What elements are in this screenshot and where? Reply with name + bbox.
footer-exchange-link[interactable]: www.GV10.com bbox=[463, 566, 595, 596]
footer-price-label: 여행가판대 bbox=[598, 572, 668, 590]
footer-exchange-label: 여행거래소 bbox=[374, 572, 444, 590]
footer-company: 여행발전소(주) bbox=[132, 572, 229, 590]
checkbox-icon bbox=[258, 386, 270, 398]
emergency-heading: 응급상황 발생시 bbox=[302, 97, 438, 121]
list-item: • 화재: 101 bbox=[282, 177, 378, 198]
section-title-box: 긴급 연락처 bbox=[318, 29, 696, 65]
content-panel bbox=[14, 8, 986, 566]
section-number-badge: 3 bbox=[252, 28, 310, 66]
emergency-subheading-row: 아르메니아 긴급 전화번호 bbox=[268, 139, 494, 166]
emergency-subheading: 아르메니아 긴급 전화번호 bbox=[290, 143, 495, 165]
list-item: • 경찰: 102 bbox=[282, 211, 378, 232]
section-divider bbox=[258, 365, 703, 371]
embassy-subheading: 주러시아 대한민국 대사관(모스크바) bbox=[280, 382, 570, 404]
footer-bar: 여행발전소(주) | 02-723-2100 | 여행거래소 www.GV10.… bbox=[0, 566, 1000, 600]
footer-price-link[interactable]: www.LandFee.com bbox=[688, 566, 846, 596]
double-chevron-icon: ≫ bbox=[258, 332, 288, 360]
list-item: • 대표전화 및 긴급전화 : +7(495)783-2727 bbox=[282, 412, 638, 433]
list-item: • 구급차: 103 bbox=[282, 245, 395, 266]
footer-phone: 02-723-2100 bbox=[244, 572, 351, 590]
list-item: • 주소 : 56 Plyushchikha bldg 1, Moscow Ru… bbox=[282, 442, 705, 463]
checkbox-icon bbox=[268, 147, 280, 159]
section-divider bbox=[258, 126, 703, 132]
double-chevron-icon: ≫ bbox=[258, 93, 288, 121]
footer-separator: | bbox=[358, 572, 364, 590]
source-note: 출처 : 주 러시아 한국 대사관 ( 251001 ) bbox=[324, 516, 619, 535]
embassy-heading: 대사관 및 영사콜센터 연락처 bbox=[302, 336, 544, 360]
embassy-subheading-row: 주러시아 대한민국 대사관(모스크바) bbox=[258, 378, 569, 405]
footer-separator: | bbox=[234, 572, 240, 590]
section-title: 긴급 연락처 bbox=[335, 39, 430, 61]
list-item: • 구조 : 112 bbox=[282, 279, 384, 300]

====================

» **AIM**:
Rewrite the records above with every "list-item" changed to "bullet-item", leaving everything else as it is.

» **THE REPLY**:
What elements are in this screenshot and where? Reply with name + bbox.
footer-exchange-link[interactable]: www.GV10.com bbox=[463, 566, 595, 596]
footer-price-label: 여행가판대 bbox=[598, 572, 668, 590]
footer-exchange-label: 여행거래소 bbox=[374, 572, 444, 590]
footer-company: 여행발전소(주) bbox=[132, 572, 229, 590]
checkbox-icon bbox=[258, 386, 270, 398]
emergency-heading: 응급상황 발생시 bbox=[302, 97, 438, 121]
bullet-item: • 화재: 101 bbox=[282, 177, 378, 198]
section-title-box: 긴급 연락처 bbox=[318, 29, 696, 65]
content-panel bbox=[14, 8, 986, 566]
section-number-badge: 3 bbox=[252, 28, 310, 66]
emergency-subheading-row: 아르메니아 긴급 전화번호 bbox=[268, 139, 494, 166]
emergency-subheading: 아르메니아 긴급 전화번호 bbox=[290, 143, 495, 165]
bullet-item: • 경찰: 102 bbox=[282, 211, 378, 232]
section-divider bbox=[258, 365, 703, 371]
embassy-subheading: 주러시아 대한민국 대사관(모스크바) bbox=[280, 382, 570, 404]
footer-bar: 여행발전소(주) | 02-723-2100 | 여행거래소 www.GV10.… bbox=[0, 566, 1000, 600]
footer-price-link[interactable]: www.LandFee.com bbox=[688, 566, 846, 596]
double-chevron-icon: ≫ bbox=[258, 332, 288, 360]
bullet-item: • 대표전화 및 긴급전화 : +7(495)783-2727 bbox=[282, 412, 638, 433]
bullet-item: • 구급차: 103 bbox=[282, 245, 395, 266]
footer-phone: 02-723-2100 bbox=[244, 572, 351, 590]
bullet-item: • 주소 : 56 Plyushchikha bldg 1, Moscow Ru… bbox=[282, 442, 705, 463]
checkbox-icon bbox=[268, 147, 280, 159]
section-divider bbox=[258, 126, 703, 132]
double-chevron-icon: ≫ bbox=[258, 93, 288, 121]
footer-separator: | bbox=[358, 572, 364, 590]
source-note: 출처 : 주 러시아 한국 대사관 ( 251001 ) bbox=[324, 516, 619, 535]
embassy-heading: 대사관 및 영사콜센터 연락처 bbox=[302, 336, 544, 360]
embassy-subheading-row: 주러시아 대한민국 대사관(모스크바) bbox=[258, 378, 569, 405]
footer-separator: | bbox=[234, 572, 240, 590]
section-title: 긴급 연락처 bbox=[335, 39, 430, 61]
bullet-item: • 구조 : 112 bbox=[282, 279, 384, 300]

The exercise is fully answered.